Records contained in a dataset:
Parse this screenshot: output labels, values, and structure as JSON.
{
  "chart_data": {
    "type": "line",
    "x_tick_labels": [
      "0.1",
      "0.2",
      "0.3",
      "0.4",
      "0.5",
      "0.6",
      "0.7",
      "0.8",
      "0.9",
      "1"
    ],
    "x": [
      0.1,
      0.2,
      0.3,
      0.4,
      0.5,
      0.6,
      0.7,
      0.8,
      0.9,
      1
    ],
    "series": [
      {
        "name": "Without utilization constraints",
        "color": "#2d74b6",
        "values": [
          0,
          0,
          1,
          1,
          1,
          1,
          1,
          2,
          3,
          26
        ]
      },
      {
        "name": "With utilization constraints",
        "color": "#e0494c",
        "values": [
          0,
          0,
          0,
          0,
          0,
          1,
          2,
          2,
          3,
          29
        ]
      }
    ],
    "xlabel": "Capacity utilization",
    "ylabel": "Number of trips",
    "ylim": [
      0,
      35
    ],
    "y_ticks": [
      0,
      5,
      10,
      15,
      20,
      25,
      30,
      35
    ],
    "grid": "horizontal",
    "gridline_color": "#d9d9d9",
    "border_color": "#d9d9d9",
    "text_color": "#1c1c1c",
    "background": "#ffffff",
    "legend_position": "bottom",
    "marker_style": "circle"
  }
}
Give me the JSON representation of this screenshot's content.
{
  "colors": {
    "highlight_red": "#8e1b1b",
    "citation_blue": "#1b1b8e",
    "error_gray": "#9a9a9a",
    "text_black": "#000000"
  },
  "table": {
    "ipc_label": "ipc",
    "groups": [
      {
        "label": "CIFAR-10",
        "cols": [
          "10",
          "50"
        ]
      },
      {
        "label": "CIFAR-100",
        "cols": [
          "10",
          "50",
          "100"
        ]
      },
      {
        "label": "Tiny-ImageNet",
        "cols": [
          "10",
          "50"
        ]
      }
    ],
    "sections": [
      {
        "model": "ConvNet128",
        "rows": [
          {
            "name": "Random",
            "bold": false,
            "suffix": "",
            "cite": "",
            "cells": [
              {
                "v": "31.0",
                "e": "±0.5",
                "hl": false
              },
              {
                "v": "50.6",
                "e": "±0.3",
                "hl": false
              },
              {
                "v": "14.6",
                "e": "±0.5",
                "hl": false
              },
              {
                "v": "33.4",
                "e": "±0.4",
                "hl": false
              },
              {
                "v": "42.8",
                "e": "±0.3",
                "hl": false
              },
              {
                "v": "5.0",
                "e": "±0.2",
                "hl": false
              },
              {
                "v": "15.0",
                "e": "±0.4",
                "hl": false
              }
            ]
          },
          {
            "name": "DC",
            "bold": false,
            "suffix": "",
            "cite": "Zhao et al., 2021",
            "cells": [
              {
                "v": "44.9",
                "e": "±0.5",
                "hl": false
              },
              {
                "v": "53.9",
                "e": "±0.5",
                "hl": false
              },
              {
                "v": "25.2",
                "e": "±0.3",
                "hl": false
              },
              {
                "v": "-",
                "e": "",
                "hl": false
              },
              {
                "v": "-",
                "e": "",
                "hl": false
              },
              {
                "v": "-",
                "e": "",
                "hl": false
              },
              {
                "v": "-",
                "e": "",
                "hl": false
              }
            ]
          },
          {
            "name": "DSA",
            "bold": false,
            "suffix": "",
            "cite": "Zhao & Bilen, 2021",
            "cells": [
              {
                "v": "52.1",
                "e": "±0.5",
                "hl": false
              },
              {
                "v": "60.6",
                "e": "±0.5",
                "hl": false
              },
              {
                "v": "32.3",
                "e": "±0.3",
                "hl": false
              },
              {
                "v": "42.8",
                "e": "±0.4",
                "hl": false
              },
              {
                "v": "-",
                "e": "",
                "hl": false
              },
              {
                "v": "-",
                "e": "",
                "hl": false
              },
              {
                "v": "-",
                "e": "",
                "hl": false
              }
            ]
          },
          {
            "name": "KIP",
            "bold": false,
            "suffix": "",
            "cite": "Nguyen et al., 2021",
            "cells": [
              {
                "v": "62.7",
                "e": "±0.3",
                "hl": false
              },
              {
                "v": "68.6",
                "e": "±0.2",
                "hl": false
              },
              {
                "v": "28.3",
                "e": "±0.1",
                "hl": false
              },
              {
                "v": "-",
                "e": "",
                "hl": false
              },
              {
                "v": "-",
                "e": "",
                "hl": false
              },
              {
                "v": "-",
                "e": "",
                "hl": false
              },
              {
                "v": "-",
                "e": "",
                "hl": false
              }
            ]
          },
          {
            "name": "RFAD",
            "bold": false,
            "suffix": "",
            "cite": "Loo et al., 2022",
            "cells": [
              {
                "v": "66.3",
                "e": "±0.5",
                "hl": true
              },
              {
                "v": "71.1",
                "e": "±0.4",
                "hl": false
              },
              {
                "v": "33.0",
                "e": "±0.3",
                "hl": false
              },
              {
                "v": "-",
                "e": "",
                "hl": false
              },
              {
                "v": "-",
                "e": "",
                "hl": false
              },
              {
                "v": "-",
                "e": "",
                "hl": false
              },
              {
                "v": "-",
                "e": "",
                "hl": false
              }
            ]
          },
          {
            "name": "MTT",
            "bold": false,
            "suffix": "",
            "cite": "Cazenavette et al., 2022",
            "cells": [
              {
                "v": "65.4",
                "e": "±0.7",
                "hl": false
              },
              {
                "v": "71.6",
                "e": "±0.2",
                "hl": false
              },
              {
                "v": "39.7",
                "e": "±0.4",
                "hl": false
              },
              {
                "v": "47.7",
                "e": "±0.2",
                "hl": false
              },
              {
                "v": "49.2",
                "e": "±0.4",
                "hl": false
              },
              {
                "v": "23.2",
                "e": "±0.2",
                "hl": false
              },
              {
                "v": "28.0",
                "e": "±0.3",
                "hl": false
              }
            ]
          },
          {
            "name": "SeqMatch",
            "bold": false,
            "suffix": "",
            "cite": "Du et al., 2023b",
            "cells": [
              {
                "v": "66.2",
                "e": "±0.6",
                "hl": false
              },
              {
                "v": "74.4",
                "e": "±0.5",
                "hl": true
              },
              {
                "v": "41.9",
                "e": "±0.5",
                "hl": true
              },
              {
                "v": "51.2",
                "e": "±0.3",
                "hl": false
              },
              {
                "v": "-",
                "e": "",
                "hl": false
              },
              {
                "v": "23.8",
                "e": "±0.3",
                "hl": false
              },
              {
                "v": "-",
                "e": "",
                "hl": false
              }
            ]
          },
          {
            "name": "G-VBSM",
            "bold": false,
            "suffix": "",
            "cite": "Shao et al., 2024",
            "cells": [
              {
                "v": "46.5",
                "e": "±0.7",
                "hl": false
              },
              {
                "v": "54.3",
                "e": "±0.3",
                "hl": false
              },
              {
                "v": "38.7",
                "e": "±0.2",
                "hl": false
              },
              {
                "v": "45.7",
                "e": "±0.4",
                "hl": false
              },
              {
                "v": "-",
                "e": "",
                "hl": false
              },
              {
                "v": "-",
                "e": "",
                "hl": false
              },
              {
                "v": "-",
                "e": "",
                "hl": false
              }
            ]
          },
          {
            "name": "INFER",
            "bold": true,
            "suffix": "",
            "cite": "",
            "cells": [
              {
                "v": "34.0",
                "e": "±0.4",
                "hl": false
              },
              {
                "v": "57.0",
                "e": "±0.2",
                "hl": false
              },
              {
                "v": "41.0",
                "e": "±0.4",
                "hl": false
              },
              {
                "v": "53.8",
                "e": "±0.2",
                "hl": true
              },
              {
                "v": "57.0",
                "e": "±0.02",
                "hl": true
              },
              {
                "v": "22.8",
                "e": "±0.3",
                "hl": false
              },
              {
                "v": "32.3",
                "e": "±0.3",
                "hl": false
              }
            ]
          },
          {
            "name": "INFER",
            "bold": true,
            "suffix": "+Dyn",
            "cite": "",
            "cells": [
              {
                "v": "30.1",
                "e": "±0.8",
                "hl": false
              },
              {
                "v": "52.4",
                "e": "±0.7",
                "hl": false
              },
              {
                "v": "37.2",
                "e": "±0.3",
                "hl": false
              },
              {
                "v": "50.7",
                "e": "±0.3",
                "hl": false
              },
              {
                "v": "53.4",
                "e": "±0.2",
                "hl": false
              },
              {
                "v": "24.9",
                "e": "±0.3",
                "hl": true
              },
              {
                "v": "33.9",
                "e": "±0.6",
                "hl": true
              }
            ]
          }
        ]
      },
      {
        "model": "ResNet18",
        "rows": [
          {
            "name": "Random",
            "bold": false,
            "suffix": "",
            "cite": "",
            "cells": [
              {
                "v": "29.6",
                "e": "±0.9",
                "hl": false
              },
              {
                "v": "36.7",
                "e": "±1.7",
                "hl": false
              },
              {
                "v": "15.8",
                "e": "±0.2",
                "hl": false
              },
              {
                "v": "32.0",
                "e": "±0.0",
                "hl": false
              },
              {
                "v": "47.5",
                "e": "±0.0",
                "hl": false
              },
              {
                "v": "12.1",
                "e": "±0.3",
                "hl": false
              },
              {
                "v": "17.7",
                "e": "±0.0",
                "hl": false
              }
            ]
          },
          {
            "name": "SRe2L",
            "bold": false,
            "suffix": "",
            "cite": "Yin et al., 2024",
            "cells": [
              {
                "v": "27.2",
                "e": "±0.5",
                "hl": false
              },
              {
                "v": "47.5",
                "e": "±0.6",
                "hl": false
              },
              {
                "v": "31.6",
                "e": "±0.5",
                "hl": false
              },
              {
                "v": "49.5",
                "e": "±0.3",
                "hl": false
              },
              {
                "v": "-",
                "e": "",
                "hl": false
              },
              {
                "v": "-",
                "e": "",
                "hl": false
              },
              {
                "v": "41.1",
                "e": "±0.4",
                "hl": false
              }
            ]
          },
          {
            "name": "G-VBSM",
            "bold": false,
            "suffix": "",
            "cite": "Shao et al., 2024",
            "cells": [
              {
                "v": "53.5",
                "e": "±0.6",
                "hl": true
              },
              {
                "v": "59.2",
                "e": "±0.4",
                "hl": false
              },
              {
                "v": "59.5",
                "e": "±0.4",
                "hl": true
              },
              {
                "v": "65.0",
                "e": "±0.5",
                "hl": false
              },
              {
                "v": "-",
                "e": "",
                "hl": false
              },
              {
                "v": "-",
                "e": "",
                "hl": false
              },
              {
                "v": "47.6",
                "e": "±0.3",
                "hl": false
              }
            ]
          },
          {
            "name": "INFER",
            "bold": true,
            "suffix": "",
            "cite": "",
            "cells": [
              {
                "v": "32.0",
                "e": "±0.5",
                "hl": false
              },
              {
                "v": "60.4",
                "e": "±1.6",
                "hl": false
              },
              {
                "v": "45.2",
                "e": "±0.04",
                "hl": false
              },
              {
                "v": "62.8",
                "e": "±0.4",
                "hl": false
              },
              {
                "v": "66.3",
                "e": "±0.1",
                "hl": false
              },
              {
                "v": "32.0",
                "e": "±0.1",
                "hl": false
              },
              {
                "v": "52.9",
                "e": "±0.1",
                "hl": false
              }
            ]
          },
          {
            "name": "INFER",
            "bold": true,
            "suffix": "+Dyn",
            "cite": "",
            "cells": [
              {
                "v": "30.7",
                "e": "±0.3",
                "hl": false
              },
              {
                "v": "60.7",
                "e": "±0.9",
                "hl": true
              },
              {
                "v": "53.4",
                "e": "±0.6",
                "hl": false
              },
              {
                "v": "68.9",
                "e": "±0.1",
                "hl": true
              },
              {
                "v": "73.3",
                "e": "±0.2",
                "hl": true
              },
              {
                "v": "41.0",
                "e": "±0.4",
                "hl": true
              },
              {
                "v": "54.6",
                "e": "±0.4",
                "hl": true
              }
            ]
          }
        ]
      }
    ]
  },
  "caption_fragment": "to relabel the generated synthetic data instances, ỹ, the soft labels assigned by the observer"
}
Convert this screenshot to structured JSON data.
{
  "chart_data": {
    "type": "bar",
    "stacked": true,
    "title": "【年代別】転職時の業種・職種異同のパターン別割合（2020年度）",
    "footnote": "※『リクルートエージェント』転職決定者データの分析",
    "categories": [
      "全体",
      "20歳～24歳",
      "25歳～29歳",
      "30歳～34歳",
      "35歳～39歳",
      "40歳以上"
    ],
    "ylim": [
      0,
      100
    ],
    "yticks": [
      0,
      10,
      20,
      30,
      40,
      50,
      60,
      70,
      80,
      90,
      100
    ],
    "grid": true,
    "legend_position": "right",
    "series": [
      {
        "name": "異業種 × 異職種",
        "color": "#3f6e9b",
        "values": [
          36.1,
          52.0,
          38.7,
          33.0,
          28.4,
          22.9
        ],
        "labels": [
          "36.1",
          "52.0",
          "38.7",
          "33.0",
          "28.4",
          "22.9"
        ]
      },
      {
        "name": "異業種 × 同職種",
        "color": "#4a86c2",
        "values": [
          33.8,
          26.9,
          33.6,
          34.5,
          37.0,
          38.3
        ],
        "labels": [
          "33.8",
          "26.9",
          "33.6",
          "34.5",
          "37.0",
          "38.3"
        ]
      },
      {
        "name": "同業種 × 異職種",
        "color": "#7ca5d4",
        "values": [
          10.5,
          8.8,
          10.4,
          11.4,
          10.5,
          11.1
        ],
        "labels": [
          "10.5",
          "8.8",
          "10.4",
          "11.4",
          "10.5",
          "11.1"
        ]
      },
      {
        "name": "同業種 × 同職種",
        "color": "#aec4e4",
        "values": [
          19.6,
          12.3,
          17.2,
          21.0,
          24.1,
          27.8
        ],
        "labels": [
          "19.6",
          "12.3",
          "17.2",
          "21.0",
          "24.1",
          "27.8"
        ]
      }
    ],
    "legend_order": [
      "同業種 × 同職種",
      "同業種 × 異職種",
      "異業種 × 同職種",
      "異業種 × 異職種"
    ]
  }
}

• The request:
Pull out every line containing "screenshot".

• Written answer:
Parse this screenshot: output labels, values, and structure as JSON.
Give me the JSON representation of this screenshot's content.
Convert this screenshot to structured JSON data.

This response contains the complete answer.